--- Begin Given data ---
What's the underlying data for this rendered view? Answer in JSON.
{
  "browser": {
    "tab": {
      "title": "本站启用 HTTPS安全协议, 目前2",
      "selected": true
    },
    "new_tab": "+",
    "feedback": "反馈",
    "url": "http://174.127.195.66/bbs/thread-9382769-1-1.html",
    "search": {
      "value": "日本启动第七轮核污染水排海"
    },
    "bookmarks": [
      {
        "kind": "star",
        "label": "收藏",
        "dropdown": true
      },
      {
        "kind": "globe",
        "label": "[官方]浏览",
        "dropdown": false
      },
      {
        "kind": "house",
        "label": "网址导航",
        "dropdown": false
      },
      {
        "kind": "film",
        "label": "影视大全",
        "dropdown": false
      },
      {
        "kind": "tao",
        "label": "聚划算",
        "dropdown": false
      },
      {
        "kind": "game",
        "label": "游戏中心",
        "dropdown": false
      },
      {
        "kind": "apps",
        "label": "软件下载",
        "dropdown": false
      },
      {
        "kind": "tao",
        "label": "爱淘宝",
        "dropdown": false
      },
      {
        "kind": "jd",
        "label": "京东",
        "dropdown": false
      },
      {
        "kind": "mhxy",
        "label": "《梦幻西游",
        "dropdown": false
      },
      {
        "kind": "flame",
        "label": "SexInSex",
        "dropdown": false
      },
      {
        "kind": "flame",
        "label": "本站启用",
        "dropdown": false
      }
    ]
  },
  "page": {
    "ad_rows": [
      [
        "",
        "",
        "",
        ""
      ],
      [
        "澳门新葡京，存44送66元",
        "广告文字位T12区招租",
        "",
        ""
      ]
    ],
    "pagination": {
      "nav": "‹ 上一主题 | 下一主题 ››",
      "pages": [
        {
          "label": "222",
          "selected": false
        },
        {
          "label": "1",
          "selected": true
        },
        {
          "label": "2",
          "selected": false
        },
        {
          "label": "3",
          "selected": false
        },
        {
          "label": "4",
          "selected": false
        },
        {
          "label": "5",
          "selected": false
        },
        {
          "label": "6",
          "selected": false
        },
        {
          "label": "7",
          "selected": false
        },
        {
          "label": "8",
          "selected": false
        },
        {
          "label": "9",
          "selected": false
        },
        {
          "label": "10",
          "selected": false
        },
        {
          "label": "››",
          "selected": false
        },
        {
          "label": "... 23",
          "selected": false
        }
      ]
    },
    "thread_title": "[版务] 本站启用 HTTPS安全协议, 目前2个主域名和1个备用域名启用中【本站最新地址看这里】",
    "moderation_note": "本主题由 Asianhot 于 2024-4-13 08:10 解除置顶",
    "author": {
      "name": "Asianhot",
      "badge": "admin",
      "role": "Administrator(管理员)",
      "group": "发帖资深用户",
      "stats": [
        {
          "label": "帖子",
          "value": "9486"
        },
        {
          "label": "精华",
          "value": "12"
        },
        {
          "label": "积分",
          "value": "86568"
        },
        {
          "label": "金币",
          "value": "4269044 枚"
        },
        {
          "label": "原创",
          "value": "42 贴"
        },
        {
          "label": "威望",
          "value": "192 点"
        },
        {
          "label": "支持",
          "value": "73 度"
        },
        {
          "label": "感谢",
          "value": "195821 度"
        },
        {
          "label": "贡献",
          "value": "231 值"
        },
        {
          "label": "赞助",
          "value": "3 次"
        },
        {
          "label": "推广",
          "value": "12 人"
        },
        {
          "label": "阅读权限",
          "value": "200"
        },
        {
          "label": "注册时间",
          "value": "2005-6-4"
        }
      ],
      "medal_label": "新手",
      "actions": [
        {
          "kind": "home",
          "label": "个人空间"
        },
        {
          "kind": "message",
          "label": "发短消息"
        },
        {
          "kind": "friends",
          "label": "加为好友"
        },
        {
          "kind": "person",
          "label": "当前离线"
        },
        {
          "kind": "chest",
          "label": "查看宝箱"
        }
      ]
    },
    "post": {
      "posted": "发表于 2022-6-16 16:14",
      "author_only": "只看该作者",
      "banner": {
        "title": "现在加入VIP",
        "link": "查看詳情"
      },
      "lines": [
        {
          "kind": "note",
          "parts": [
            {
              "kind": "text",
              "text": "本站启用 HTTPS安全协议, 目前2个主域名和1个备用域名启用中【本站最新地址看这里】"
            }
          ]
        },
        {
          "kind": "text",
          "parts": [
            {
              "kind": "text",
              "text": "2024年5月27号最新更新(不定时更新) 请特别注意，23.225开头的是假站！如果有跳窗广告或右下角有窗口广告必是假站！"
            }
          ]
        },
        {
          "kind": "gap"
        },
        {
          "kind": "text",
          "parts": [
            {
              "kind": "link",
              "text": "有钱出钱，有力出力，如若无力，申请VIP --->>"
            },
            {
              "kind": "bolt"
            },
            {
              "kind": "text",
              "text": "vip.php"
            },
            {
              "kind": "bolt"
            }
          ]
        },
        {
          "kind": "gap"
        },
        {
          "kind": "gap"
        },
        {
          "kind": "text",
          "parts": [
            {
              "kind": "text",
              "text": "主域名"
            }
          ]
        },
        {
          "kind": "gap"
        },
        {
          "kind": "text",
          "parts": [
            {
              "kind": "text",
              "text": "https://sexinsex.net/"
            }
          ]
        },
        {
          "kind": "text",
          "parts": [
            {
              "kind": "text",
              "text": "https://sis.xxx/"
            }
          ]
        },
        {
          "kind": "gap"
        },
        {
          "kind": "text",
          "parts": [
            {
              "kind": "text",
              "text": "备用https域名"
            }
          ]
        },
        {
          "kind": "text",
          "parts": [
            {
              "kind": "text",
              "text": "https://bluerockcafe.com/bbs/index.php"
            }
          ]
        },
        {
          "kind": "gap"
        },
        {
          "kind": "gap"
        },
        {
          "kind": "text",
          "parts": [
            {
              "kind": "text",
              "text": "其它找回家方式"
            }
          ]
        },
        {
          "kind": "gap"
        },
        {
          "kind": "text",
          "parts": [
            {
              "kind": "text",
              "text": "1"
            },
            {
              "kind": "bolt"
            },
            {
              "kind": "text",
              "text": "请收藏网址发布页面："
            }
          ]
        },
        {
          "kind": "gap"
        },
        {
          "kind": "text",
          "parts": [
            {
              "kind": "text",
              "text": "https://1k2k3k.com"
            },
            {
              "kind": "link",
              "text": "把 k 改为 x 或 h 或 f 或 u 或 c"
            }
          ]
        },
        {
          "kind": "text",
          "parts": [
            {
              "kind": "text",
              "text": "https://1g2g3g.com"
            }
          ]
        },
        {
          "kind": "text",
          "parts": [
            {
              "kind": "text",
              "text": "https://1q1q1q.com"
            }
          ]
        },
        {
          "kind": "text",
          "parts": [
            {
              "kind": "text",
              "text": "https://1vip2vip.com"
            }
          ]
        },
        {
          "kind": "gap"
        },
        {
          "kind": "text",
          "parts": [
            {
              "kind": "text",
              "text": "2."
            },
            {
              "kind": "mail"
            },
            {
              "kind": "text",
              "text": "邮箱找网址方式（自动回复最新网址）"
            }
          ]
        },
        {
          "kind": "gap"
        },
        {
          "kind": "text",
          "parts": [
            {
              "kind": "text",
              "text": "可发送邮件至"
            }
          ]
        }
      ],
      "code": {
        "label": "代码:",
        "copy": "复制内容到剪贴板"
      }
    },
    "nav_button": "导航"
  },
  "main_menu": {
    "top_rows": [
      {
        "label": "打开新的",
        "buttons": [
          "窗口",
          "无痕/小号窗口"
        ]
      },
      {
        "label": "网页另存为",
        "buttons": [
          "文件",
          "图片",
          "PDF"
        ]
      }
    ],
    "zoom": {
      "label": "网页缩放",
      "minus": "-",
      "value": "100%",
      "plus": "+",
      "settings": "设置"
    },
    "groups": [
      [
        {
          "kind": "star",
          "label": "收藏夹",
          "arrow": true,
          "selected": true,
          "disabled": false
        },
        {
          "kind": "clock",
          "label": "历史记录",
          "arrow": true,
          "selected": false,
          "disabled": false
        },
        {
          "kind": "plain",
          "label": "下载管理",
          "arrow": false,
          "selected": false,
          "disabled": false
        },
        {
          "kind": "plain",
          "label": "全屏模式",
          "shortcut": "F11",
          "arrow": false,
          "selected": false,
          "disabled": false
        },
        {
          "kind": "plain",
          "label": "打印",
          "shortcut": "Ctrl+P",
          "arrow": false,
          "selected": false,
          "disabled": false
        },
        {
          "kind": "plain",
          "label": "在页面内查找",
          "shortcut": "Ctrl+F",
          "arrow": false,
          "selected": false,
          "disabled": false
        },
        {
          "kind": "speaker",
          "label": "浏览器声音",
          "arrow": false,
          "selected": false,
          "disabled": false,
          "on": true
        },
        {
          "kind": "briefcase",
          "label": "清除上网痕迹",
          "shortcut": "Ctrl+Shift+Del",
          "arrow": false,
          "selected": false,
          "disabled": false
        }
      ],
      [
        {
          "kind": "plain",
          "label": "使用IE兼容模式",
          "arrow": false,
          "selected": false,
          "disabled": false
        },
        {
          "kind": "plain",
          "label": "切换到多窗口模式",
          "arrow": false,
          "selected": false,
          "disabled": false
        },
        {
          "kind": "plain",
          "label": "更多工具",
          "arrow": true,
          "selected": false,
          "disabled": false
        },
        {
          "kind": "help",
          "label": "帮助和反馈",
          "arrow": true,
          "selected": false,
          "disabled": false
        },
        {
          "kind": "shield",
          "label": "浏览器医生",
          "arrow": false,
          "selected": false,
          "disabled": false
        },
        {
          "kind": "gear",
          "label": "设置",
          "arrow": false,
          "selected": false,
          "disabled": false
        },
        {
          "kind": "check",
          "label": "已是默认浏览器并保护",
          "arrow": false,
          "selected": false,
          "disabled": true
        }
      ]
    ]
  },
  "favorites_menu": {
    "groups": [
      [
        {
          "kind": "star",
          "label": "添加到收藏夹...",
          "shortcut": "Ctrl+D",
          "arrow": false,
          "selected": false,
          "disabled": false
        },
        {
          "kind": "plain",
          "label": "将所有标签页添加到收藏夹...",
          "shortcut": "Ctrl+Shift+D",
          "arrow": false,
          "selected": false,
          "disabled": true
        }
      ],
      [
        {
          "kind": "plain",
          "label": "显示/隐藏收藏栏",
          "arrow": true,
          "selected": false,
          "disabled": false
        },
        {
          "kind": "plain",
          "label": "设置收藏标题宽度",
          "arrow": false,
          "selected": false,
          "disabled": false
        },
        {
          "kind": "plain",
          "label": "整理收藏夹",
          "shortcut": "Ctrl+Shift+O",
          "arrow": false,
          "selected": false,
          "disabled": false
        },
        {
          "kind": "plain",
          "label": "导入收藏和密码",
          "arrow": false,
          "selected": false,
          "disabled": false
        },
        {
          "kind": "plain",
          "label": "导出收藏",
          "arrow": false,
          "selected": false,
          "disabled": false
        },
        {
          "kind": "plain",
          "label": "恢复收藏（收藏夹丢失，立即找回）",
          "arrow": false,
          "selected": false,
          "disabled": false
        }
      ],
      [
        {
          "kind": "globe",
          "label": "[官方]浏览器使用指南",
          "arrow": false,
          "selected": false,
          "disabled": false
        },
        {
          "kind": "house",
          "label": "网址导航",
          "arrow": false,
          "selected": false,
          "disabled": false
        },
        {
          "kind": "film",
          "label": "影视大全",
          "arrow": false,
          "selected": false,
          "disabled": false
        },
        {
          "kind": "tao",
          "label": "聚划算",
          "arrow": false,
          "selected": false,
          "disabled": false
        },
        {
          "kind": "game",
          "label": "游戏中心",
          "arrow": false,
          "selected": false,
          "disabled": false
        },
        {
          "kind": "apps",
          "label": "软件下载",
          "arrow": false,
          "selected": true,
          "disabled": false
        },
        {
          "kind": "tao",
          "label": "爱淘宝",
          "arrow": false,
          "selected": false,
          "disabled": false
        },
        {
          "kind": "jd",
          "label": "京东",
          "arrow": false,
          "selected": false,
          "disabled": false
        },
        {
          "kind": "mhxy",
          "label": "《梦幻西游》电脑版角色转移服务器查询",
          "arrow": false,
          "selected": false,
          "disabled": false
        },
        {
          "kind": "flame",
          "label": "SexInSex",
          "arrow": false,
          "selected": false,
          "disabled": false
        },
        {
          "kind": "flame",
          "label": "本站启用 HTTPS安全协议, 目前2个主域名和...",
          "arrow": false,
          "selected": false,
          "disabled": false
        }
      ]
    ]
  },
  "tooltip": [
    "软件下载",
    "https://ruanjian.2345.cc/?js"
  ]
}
--- End Given data ---
For the records above, state how many lines include the string "Asianhot", giving the number and nothing else.

2